* _DATA FOR THE TASK_
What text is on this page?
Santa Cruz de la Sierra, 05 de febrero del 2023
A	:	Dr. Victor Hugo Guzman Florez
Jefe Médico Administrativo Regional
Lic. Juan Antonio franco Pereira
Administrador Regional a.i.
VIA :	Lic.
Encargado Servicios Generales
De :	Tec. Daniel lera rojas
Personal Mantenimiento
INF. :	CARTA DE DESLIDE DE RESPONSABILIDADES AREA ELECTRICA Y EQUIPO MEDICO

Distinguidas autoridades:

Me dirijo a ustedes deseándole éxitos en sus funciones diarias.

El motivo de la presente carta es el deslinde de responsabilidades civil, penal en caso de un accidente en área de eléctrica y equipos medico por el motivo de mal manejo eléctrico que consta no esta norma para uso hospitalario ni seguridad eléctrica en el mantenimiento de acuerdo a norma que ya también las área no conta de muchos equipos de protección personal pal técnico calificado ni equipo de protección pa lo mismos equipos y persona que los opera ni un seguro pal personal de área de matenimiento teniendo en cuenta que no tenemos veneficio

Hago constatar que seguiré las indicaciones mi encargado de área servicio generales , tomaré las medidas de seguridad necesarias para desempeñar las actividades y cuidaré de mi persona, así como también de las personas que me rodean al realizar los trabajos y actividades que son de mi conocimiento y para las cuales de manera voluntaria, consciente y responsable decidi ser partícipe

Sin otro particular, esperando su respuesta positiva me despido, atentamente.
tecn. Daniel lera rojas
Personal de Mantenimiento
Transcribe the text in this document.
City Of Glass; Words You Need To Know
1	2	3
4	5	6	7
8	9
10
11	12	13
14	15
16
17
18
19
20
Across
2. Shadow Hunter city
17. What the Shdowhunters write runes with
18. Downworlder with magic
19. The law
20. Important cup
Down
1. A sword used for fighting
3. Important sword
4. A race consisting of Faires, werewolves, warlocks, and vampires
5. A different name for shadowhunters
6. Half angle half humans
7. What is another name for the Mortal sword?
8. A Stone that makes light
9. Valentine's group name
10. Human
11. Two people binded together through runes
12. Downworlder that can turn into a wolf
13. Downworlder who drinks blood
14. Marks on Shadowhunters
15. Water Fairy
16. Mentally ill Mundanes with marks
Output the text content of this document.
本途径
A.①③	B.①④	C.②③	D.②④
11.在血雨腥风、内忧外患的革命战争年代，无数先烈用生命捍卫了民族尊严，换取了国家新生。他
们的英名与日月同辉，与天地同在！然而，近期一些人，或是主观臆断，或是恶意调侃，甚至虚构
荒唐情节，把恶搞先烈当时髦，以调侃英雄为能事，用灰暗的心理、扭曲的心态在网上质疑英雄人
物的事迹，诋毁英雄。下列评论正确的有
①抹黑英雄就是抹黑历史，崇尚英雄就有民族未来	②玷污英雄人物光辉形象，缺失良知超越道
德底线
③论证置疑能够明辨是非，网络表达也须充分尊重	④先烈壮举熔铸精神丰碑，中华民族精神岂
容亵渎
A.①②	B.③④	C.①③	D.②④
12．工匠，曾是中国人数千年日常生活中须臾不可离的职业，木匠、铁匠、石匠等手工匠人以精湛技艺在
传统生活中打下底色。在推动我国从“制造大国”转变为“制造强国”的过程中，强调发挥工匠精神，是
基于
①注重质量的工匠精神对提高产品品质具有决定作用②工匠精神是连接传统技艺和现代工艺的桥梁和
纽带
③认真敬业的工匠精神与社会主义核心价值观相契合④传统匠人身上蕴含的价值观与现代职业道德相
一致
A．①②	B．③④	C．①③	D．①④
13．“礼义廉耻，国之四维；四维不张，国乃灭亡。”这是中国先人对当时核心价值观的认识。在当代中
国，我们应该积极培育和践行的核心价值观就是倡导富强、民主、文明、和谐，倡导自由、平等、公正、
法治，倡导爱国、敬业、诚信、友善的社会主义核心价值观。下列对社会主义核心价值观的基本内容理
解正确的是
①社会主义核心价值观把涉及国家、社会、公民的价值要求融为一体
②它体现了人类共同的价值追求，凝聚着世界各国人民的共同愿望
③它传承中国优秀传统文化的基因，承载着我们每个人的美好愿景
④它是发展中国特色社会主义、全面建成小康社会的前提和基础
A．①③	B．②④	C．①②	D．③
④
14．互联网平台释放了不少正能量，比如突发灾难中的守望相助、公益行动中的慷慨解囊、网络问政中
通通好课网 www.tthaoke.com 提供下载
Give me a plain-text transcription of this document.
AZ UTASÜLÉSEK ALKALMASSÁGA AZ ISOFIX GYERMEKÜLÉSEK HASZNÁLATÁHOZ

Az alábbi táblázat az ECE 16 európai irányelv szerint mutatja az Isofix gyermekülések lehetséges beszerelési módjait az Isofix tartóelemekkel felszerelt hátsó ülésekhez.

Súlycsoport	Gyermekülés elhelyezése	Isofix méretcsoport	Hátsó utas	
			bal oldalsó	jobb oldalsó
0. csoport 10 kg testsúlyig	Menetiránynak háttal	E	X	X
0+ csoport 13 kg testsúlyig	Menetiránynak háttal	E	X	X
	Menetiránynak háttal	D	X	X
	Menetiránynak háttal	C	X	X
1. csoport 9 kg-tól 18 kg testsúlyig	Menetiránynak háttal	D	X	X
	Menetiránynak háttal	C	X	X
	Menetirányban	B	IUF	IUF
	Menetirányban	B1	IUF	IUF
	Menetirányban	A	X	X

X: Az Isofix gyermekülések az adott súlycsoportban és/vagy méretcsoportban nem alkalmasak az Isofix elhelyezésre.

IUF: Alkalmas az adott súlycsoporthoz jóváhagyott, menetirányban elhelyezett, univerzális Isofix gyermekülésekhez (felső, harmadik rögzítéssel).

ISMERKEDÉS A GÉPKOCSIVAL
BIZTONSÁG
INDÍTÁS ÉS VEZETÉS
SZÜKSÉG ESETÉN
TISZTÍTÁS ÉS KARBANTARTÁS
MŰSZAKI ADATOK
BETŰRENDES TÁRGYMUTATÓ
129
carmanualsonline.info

* _EXERCISE GOAL_
Return all lines containing the word "adott".

* _ANSWER FOR THE TASK_
X: Az Isofix gyermekülések az adott súlycsoportban és/vagy méretcsoportban nem alkalmasak az Isofix elhelyezésre.
IUF: Alkalmas az adott súlycsoporthoz jóváhagyott, menetirányban elhelyezett, univerzális Isofix gyermekülésekhez (felső, harmadik rögzítéssel).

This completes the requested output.